▶ [TASK PROMPT] Reproduce the items below verbatim, from the first line up to and including the line that contains "sell-signal-marker: [357, 316, 367, 325]".

▶ [LISTING]
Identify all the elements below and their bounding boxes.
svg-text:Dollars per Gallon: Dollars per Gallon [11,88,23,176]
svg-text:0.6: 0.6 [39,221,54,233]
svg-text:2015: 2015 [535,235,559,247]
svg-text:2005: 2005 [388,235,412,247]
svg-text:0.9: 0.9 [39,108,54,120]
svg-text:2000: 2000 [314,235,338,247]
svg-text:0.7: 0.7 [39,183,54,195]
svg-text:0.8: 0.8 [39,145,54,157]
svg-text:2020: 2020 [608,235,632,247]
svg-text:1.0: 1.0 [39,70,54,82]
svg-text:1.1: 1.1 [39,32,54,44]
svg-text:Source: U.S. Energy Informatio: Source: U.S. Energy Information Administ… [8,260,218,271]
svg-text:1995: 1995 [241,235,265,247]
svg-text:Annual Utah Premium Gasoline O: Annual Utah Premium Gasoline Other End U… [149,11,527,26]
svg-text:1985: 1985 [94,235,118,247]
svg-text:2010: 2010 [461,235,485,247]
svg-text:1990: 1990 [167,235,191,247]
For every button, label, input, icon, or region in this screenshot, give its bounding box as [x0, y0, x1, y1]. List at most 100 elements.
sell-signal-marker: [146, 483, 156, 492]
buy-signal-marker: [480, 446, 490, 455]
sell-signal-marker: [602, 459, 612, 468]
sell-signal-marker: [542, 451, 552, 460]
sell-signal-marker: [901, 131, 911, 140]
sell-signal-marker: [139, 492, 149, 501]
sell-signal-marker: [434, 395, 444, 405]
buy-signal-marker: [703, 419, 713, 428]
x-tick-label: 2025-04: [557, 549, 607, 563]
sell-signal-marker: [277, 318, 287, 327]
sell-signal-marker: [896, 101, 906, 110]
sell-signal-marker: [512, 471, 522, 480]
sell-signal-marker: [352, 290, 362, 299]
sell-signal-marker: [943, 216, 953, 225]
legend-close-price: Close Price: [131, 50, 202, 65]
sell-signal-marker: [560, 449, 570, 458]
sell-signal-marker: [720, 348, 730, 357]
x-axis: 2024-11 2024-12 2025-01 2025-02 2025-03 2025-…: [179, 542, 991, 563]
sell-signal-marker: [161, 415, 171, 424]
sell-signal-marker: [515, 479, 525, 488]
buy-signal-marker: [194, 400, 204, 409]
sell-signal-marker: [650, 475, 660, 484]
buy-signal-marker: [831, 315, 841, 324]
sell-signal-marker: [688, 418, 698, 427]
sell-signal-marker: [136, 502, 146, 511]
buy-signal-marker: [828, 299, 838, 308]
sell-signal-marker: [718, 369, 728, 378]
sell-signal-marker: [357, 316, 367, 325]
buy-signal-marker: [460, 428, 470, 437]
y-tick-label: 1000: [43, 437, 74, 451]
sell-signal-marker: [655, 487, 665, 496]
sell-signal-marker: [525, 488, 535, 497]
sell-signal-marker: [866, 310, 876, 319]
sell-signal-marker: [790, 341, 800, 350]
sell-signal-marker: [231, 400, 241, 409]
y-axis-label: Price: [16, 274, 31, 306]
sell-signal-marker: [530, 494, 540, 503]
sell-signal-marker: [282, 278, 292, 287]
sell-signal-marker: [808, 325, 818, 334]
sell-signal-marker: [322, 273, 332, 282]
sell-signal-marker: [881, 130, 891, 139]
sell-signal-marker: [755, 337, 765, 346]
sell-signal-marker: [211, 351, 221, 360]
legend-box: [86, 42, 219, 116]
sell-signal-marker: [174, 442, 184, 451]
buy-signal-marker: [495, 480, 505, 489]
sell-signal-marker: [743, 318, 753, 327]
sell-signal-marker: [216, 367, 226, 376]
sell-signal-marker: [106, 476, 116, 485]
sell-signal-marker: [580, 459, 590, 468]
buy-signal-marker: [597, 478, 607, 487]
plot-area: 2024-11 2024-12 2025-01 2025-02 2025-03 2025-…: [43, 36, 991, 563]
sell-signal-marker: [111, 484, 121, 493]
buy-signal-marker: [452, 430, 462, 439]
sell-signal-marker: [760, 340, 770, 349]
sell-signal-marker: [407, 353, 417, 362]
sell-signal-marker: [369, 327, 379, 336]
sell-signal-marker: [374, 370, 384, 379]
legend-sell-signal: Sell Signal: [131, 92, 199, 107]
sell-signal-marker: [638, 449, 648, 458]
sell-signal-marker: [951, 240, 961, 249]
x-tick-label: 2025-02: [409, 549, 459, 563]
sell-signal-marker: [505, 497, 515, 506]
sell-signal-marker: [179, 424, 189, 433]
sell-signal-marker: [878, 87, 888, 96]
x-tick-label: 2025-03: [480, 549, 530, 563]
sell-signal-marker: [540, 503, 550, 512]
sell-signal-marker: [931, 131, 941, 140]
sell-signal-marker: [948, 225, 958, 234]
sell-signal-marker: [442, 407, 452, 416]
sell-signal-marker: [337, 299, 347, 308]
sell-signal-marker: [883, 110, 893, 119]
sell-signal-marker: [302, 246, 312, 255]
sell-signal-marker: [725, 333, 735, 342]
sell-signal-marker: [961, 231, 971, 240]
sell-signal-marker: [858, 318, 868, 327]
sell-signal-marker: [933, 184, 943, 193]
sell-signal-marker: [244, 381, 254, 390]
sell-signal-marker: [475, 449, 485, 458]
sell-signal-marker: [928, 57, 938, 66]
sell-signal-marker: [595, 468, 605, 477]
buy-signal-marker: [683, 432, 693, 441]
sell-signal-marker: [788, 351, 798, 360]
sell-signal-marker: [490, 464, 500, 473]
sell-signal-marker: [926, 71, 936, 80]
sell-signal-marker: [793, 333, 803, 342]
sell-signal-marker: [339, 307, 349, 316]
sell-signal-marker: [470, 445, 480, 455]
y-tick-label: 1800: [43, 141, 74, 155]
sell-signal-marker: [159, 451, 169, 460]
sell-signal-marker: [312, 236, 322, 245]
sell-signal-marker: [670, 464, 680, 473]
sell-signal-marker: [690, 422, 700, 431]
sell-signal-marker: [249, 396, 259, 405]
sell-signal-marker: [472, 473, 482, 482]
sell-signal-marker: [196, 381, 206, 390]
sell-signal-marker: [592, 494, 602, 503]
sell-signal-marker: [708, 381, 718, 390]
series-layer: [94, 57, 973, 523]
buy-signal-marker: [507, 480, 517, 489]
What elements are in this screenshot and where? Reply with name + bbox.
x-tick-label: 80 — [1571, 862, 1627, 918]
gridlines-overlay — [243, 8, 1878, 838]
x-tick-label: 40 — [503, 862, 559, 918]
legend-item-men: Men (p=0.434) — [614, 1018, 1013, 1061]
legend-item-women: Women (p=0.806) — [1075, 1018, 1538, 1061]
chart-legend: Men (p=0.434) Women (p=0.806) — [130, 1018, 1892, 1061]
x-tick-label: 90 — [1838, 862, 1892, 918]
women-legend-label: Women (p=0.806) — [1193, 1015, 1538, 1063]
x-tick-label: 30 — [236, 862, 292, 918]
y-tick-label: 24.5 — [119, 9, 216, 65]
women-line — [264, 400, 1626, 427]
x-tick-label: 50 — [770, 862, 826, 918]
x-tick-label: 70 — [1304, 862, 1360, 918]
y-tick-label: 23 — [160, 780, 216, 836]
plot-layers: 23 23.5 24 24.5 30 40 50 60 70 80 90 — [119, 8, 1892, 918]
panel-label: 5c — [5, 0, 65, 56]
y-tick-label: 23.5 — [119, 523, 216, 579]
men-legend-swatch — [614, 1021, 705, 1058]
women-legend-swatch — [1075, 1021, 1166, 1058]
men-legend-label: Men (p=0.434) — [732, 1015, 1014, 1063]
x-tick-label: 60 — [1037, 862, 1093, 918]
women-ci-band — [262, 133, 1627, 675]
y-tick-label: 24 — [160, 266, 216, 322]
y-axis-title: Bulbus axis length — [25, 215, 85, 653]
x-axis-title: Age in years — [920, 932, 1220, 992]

▶ [COMPLETE RESPONSE]
Identify all the elements below and their bounding boxes.
svg-text:Dollars per Gallon: Dollars per Gallon [11,88,23,176]
svg-text:0.6: 0.6 [39,221,54,233]
svg-text:2015: 2015 [535,235,559,247]
svg-text:2005: 2005 [388,235,412,247]
svg-text:0.9: 0.9 [39,108,54,120]
svg-text:2000: 2000 [314,235,338,247]
svg-text:0.7: 0.7 [39,183,54,195]
svg-text:0.8: 0.8 [39,145,54,157]
svg-text:2020: 2020 [608,235,632,247]
svg-text:1.0: 1.0 [39,70,54,82]
svg-text:1.1: 1.1 [39,32,54,44]
svg-text:Source: U.S. Energy Informatio: Source: U.S. Energy Information Administ… [8,260,218,271]
svg-text:1995: 1995 [241,235,265,247]
svg-text:Annual Utah Premium Gasoline O: Annual Utah Premium Gasoline Other End U… [149,11,527,26]
svg-text:1985: 1985 [94,235,118,247]
svg-text:2010: 2010 [461,235,485,247]
svg-text:1990: 1990 [167,235,191,247]
For every button, label, input, icon, or region in this screenshot, give its bounding box as [x0, y0, x1, y1]. List at most 100 elements.
sell-signal-marker: [146, 483, 156, 492]
buy-signal-marker: [480, 446, 490, 455]
sell-signal-marker: [602, 459, 612, 468]
sell-signal-marker: [542, 451, 552, 460]
sell-signal-marker: [901, 131, 911, 140]
sell-signal-marker: [139, 492, 149, 501]
sell-signal-marker: [434, 395, 444, 405]
buy-signal-marker: [703, 419, 713, 428]
x-tick-label: 2025-04: [557, 549, 607, 563]
sell-signal-marker: [277, 318, 287, 327]
sell-signal-marker: [896, 101, 906, 110]
sell-signal-marker: [512, 471, 522, 480]
sell-signal-marker: [352, 290, 362, 299]
sell-signal-marker: [943, 216, 953, 225]
legend-close-price: Close Price: [131, 50, 202, 65]
sell-signal-marker: [560, 449, 570, 458]
sell-signal-marker: [720, 348, 730, 357]
x-axis: 2024-11 2024-12 2025-01 2025-02 2025-03 2025-…: [179, 542, 991, 563]
sell-signal-marker: [161, 415, 171, 424]
sell-signal-marker: [515, 479, 525, 488]
buy-signal-marker: [194, 400, 204, 409]
sell-signal-marker: [650, 475, 660, 484]
buy-signal-marker: [831, 315, 841, 324]
sell-signal-marker: [688, 418, 698, 427]
sell-signal-marker: [136, 502, 146, 511]
buy-signal-marker: [828, 299, 838, 308]
sell-signal-marker: [718, 369, 728, 378]
sell-signal-marker: [357, 316, 367, 325]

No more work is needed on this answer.